Copy all lines that contain the word "this".

□ □ □ □

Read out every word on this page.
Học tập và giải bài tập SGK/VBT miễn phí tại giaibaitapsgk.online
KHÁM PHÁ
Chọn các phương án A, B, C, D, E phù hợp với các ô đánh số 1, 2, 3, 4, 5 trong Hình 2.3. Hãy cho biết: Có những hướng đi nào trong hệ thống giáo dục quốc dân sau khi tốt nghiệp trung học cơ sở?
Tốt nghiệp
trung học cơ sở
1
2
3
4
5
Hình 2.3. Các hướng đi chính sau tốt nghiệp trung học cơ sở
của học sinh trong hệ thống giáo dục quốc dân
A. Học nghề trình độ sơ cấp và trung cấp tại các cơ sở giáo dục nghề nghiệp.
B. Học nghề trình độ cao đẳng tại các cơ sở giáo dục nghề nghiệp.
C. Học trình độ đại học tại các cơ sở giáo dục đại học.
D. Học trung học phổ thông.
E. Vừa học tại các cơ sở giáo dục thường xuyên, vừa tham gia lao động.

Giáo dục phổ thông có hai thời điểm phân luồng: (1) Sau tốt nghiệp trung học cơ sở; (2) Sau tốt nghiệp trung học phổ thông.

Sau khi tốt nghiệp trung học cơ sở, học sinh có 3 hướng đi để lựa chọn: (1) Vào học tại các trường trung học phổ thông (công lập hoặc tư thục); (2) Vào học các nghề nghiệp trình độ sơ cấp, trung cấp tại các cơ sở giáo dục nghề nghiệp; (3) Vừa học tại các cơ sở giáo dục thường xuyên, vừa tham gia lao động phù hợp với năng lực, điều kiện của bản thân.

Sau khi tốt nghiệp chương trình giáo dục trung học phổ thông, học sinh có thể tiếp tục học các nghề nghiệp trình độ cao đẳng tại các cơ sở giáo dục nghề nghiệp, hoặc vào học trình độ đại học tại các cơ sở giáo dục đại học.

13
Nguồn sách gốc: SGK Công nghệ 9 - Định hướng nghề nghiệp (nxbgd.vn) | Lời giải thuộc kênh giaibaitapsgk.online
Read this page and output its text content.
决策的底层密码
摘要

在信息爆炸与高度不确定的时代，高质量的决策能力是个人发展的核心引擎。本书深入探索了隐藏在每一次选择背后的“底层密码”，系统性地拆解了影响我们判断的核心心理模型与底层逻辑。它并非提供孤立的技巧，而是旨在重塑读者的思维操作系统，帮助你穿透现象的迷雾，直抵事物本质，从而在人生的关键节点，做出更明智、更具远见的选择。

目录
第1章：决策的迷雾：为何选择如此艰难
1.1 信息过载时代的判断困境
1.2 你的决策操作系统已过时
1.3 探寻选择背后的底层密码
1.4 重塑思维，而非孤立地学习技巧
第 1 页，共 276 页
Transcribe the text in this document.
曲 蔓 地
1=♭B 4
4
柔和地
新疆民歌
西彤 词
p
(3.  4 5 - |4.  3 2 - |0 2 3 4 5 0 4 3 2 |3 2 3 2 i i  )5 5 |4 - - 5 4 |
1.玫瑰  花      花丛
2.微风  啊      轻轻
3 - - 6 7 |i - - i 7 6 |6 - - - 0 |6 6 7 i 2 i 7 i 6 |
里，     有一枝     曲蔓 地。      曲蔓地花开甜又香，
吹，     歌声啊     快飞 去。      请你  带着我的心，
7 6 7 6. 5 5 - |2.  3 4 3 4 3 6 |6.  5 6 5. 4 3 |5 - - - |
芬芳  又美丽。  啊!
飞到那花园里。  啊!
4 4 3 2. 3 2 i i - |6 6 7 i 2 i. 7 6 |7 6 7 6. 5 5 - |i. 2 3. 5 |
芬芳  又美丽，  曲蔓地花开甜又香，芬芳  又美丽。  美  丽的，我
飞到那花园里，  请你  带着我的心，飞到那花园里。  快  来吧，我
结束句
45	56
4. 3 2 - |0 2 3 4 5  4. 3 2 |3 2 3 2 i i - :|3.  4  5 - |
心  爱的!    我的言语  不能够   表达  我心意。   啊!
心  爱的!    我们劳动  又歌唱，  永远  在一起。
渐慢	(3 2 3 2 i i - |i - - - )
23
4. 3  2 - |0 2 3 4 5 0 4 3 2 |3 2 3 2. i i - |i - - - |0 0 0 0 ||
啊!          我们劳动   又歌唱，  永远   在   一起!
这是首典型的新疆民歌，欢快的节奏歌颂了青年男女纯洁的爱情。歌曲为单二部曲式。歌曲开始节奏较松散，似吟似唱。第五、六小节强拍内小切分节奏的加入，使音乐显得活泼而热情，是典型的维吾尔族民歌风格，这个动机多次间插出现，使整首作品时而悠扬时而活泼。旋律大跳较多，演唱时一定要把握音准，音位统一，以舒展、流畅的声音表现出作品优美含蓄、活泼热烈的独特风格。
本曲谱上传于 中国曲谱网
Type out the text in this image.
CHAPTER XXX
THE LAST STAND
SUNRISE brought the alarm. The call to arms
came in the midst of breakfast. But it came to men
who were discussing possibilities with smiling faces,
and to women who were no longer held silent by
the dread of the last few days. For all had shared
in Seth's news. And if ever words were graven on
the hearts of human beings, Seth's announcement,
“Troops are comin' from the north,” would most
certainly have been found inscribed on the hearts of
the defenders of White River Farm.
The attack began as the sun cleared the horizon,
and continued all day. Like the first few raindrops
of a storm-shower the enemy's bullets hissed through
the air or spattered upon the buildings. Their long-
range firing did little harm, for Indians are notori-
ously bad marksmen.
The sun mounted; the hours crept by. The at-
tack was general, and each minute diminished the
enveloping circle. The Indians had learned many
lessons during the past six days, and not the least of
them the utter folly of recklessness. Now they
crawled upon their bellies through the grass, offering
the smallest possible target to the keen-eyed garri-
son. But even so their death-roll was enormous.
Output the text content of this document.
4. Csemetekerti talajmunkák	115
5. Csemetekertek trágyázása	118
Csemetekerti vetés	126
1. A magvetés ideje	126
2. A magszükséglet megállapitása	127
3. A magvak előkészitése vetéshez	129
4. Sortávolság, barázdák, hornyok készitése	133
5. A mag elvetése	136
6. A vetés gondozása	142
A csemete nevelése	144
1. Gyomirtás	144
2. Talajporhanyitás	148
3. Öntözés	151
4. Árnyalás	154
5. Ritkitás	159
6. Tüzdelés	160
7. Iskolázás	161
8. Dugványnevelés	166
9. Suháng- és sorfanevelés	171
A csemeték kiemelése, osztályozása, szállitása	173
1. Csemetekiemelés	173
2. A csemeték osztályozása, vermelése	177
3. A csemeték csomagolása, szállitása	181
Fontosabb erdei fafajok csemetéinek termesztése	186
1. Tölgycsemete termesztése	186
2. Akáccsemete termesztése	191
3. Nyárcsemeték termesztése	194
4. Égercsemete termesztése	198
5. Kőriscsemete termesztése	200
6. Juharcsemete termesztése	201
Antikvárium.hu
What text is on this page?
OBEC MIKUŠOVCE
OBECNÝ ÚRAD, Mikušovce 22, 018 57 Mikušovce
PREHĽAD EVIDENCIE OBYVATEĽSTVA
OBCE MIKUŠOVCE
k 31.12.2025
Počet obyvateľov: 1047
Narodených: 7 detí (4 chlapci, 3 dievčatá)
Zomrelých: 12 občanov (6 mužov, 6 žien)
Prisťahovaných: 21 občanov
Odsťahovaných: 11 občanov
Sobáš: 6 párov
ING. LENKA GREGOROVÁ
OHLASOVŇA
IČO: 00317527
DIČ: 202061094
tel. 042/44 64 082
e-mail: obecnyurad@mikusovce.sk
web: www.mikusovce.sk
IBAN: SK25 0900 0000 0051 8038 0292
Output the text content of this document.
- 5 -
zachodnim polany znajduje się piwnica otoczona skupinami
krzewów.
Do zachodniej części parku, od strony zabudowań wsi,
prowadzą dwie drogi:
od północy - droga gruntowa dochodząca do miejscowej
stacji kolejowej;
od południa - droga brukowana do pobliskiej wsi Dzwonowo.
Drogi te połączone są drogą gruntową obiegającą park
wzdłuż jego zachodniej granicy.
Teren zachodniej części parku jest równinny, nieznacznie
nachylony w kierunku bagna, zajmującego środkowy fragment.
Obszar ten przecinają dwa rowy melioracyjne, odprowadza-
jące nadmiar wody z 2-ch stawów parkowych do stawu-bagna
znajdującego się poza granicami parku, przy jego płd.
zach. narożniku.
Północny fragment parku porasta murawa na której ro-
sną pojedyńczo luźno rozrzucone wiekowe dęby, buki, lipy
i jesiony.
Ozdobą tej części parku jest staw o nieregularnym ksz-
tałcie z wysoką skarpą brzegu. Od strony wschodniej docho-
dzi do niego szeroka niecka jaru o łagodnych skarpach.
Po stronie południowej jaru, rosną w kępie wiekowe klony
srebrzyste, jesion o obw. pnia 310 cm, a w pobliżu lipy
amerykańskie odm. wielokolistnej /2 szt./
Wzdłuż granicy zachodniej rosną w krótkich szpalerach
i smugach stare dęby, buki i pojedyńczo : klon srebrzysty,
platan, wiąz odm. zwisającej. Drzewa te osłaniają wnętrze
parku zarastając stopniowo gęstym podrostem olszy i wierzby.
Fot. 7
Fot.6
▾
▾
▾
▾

□ □ □ □

FULL SOLUTION:
Read out every word on this page.
Read this page and output its text content.
Transcribe the text in this document.
Type out the text in this image.
Output the text content of this document.
What text is on this page?
Output the text content of this document.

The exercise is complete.